[Supplied material]

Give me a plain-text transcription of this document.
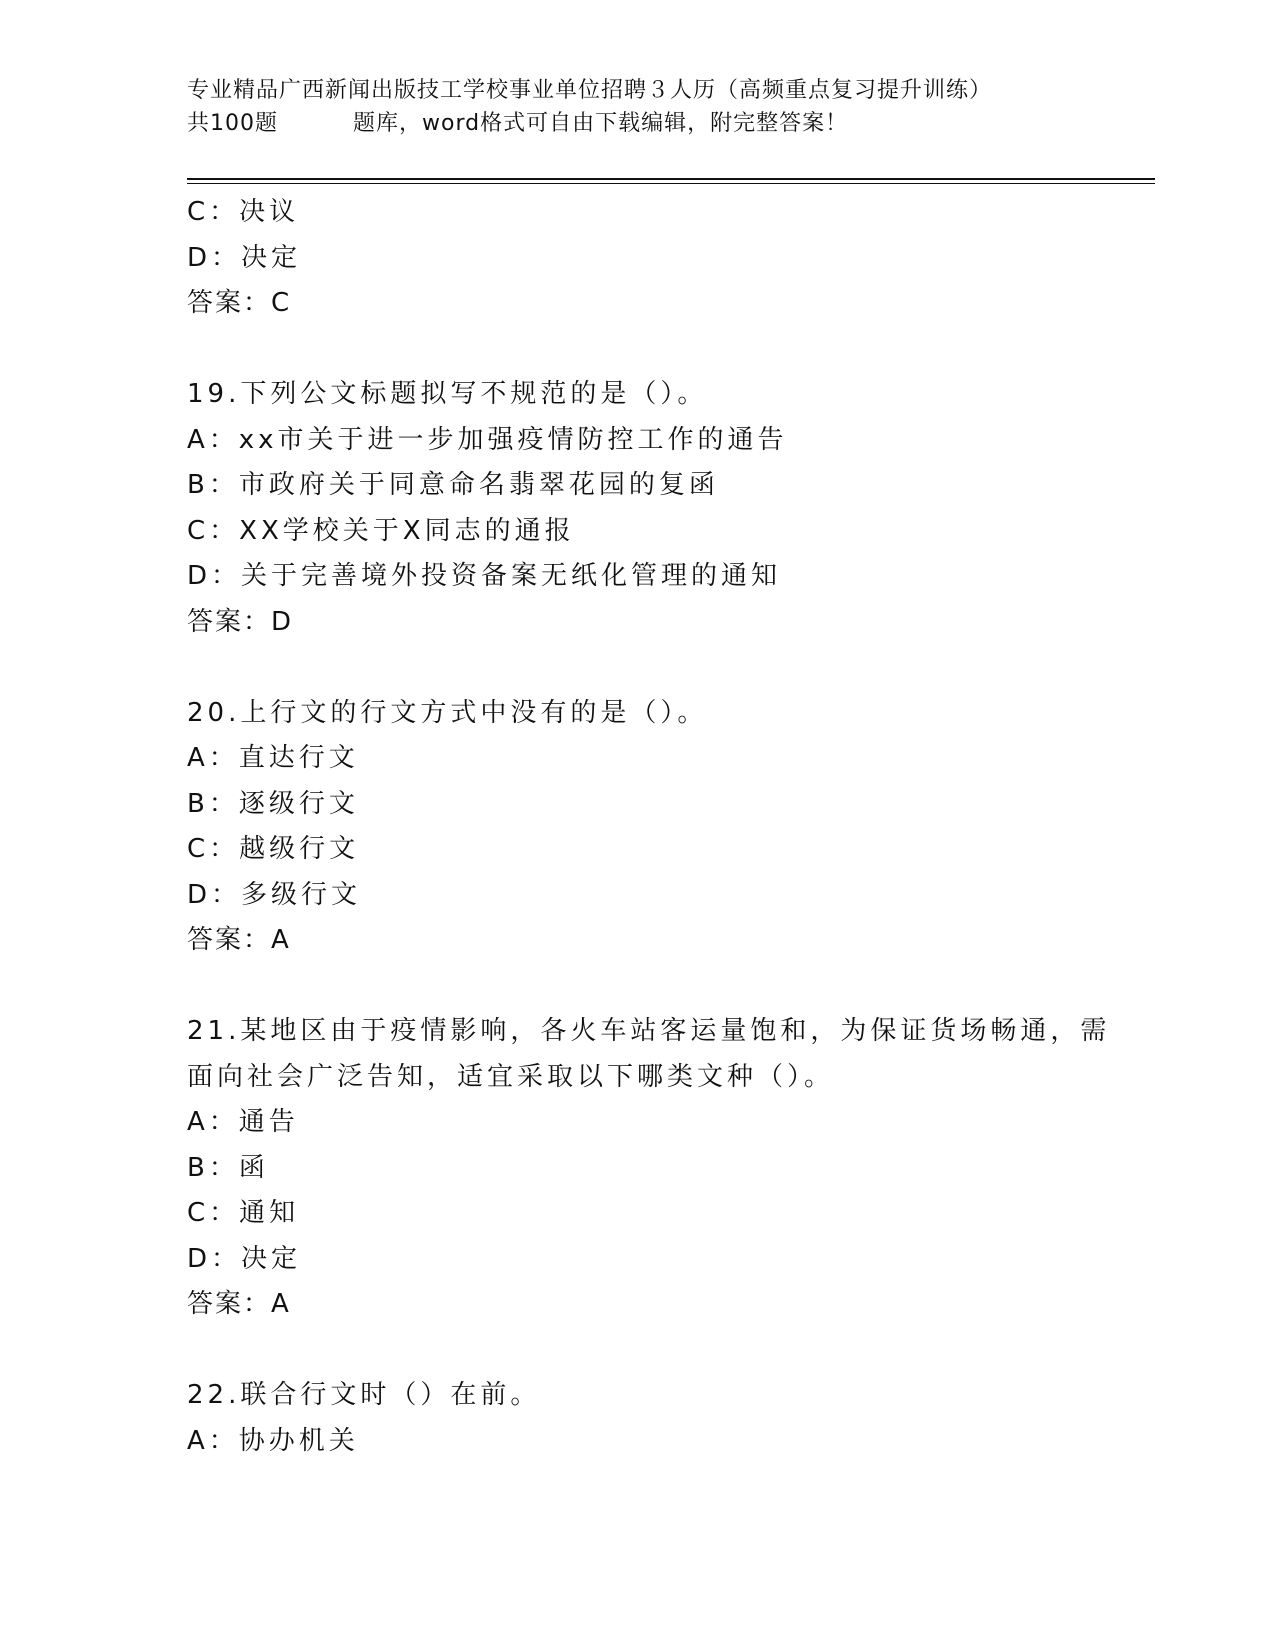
专业精品广西新闻出版技工学校事业单位招聘３人历（高频重点复习提升训练）
共100题	题库，word格式可自由下载编辑，附完整答案！
C：决议
D：决定
答案：C
19.下列公文标题拟写不规范的是（）。
A：xx市关于进一步加强疫情防控工作的通告
B：市政府关于同意命名翡翠花园的复函
C：XX学校关于X同志的通报
D：关于完善境外投资备案无纸化管理的通知
答案：D
20.上行文的行文方式中没有的是（）。
A：直达行文
B：逐级行文
C：越级行文
D：多级行文
答案：A
21.某地区由于疫情影响，各火车站客运量饱和，为保证货场畅通，需
面向社会广泛告知，适宜采取以下哪类文种（）。
A：通告
B：函
C：通知
D：决定
答案：A
22.联合行文时（）在前。
A：协办机关
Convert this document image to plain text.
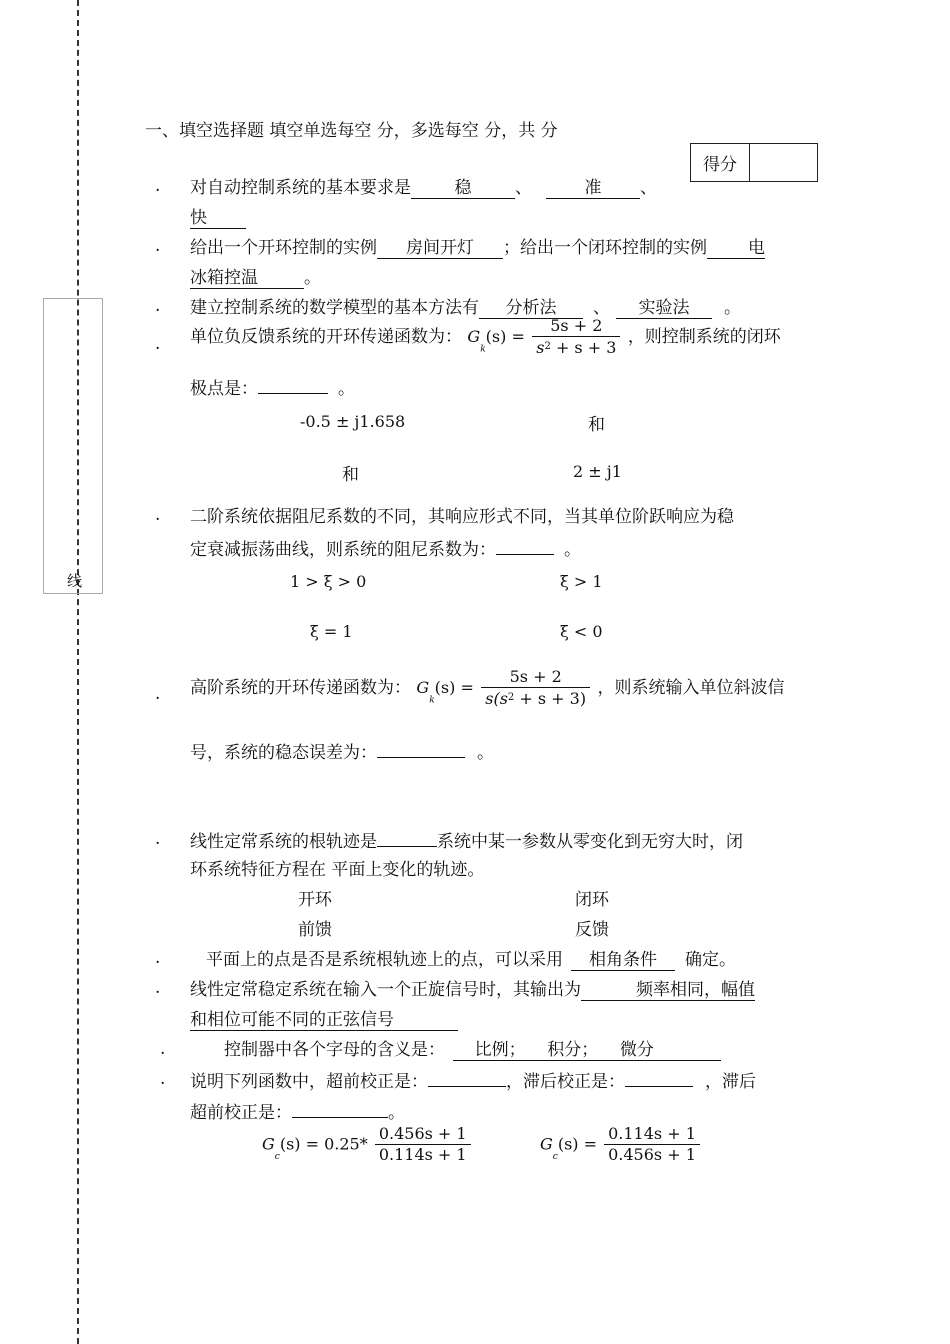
线
一、填空选择题 填空单选每空 分，多选每空 分，共 分
得分
. 对自动控制系统的基本要求是	稳	、	准 、
快
. 给出一个开环控制的实例 房间开灯 ；给出一个闭环控制的实例 电
冰箱控温	。
. 建立控制系统的数学模型的基本方法有 分析法 、 实验法 。
. 单位负反馈系统的开环传递函数为： $G_k(s) = \frac{5s + 2}{s^2 + s + 3}$ ，则控制系统的闭环
极点是：	。
-0.5 ± j1.658	和
和	2 ± j1
. 二阶系统依据阻尼系数的不同，其响应形式不同，当其单位阶跃响应为稳
定衰减振荡曲线，则系统的阻尼系数为：	。
1 > ξ > 0	ξ > 1
ξ = 1	ξ < 0
. 高阶系统的开环传递函数为： $G_k(s) = \frac{5s + 2}{s(s^2 + s + 3)}$ ，则系统输入单位斜波信
号，系统的稳态误差为：	。
. 线性定常系统的根轨迹是	系统中某一参数从零变化到无穷大时，闭
环系统特征方程在 平面上变化的轨迹。
开环	闭环
前馈	反馈
.	平面上的点是否是系统根轨迹上的点，可以采用 相角条件 确定。
. 线性定常稳定系统在输入一个正旋信号时，其输出为	频率相同，幅值
和相位可能不同的正弦信号
.	控制器中各个字母的含义是： 比例；    积分；    微分
. 说明下列函数中，超前校正是：	，滞后校正是：	，滞后
超前校正是：	。
$G_c(s) = 0.25* \frac{0.456s + 1}{0.114s + 1}$	$G_c(s) = \frac{0.114s + 1}{0.456s + 1}$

[Goal] Count every line of the records that holds "document". State the number, nothing else.

[Completed task] 2